SET PROBLEM:
Reproduce all the records with "cross section" swapped for "cross-section" and everything else left as is. Omit the pictures.

LISTED RECORDS:
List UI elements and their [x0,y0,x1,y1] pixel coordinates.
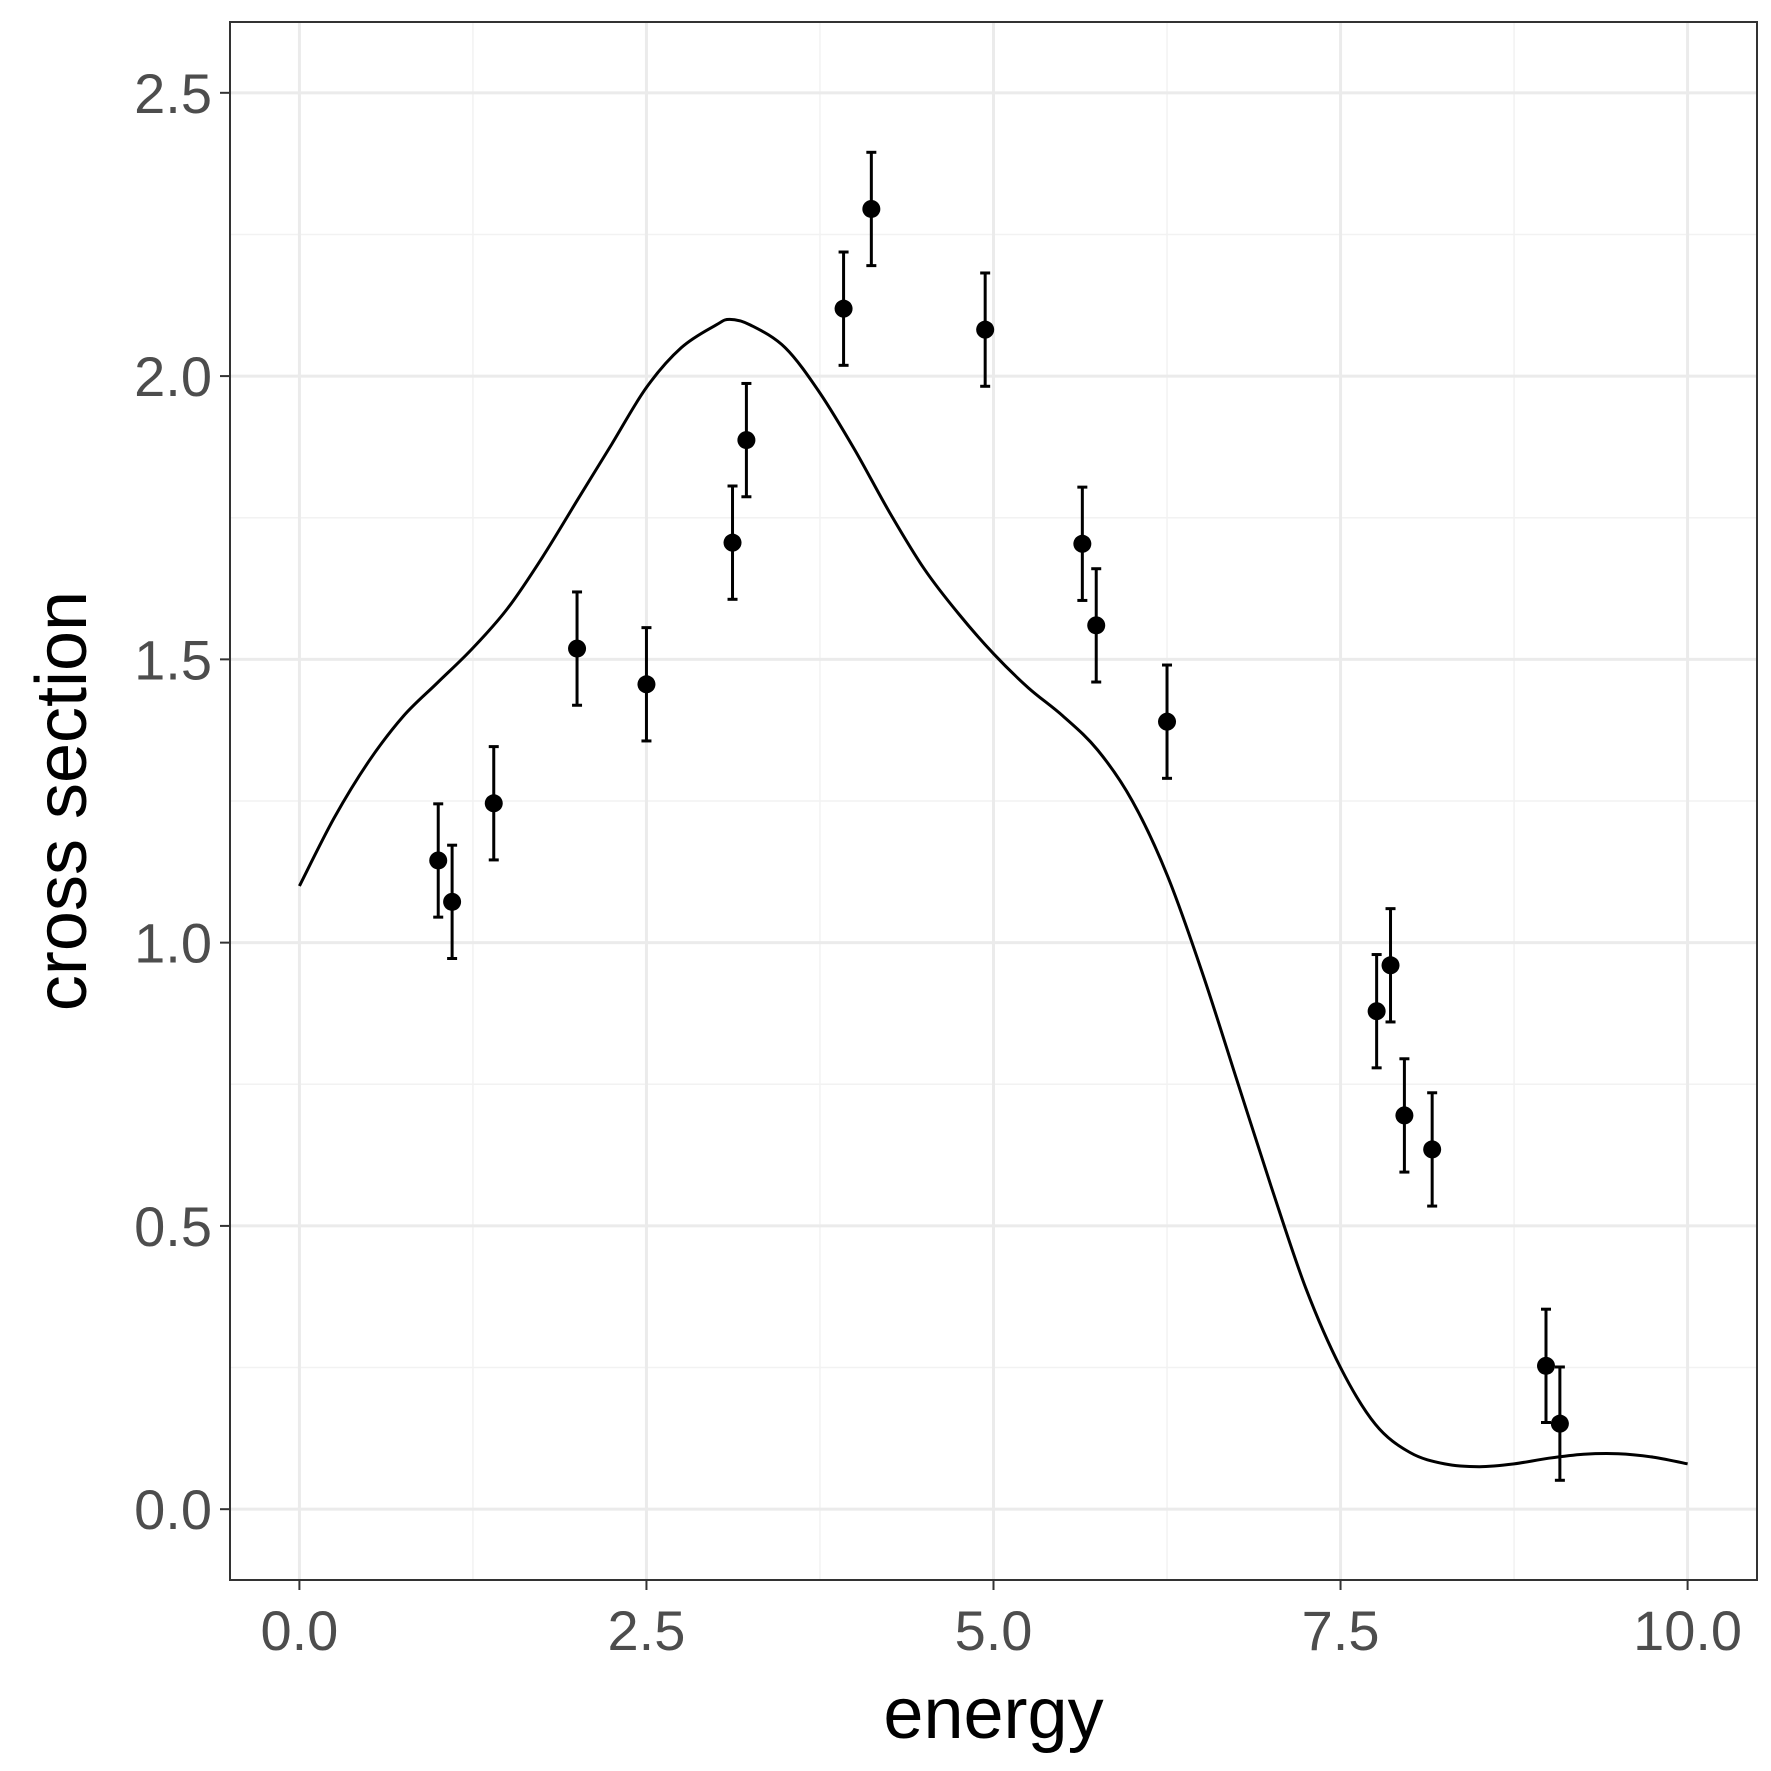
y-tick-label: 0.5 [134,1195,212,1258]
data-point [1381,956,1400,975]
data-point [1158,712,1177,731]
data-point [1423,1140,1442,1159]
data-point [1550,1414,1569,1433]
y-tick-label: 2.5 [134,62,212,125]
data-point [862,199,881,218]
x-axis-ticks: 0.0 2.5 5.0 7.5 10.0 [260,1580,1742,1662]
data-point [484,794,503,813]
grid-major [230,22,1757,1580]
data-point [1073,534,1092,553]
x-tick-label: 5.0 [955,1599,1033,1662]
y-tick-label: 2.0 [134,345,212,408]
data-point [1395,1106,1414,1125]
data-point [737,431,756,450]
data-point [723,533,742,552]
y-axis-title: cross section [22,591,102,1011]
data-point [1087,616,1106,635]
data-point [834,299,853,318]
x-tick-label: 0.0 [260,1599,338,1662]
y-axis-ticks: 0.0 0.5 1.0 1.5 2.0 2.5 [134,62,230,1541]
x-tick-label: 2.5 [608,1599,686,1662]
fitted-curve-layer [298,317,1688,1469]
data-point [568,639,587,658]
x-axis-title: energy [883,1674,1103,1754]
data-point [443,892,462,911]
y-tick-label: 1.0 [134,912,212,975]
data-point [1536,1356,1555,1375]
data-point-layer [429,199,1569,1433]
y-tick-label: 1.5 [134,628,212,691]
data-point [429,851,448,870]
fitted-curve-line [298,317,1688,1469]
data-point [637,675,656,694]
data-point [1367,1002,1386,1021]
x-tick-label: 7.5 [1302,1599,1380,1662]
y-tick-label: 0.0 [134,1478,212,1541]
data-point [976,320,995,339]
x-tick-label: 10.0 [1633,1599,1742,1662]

ANSWER TO THIS TASK:
List UI elements and their [x0,y0,x1,y1] pixel coordinates.
y-tick-label: 0.5 [134,1195,212,1258]
data-point [1381,956,1400,975]
data-point [1158,712,1177,731]
data-point [1423,1140,1442,1159]
data-point [1550,1414,1569,1433]
y-tick-label: 2.5 [134,62,212,125]
data-point [862,199,881,218]
x-axis-ticks: 0.0 2.5 5.0 7.5 10.0 [260,1580,1742,1662]
data-point [484,794,503,813]
grid-major [230,22,1757,1580]
data-point [1073,534,1092,553]
x-tick-label: 5.0 [955,1599,1033,1662]
y-tick-label: 2.0 [134,345,212,408]
data-point [1395,1106,1414,1125]
data-point [737,431,756,450]
data-point [723,533,742,552]
y-axis-title: cross-section [22,591,102,1011]
data-point [1087,616,1106,635]
data-point [834,299,853,318]
x-tick-label: 0.0 [260,1599,338,1662]
y-axis-ticks: 0.0 0.5 1.0 1.5 2.0 2.5 [134,62,230,1541]
x-tick-label: 2.5 [608,1599,686,1662]
fitted-curve-layer [298,317,1688,1469]
data-point [568,639,587,658]
x-axis-title: energy [883,1674,1103,1754]
data-point [443,892,462,911]
y-tick-label: 1.0 [134,912,212,975]
data-point [1536,1356,1555,1375]
data-point-layer [429,199,1569,1433]
y-tick-label: 1.5 [134,628,212,691]
data-point [429,851,448,870]
fitted-curve-line [298,317,1688,1469]
data-point [637,675,656,694]
data-point [1367,1002,1386,1021]
x-tick-label: 7.5 [1302,1599,1380,1662]
y-tick-label: 0.0 [134,1478,212,1541]
data-point [976,320,995,339]
x-tick-label: 10.0 [1633,1599,1742,1662]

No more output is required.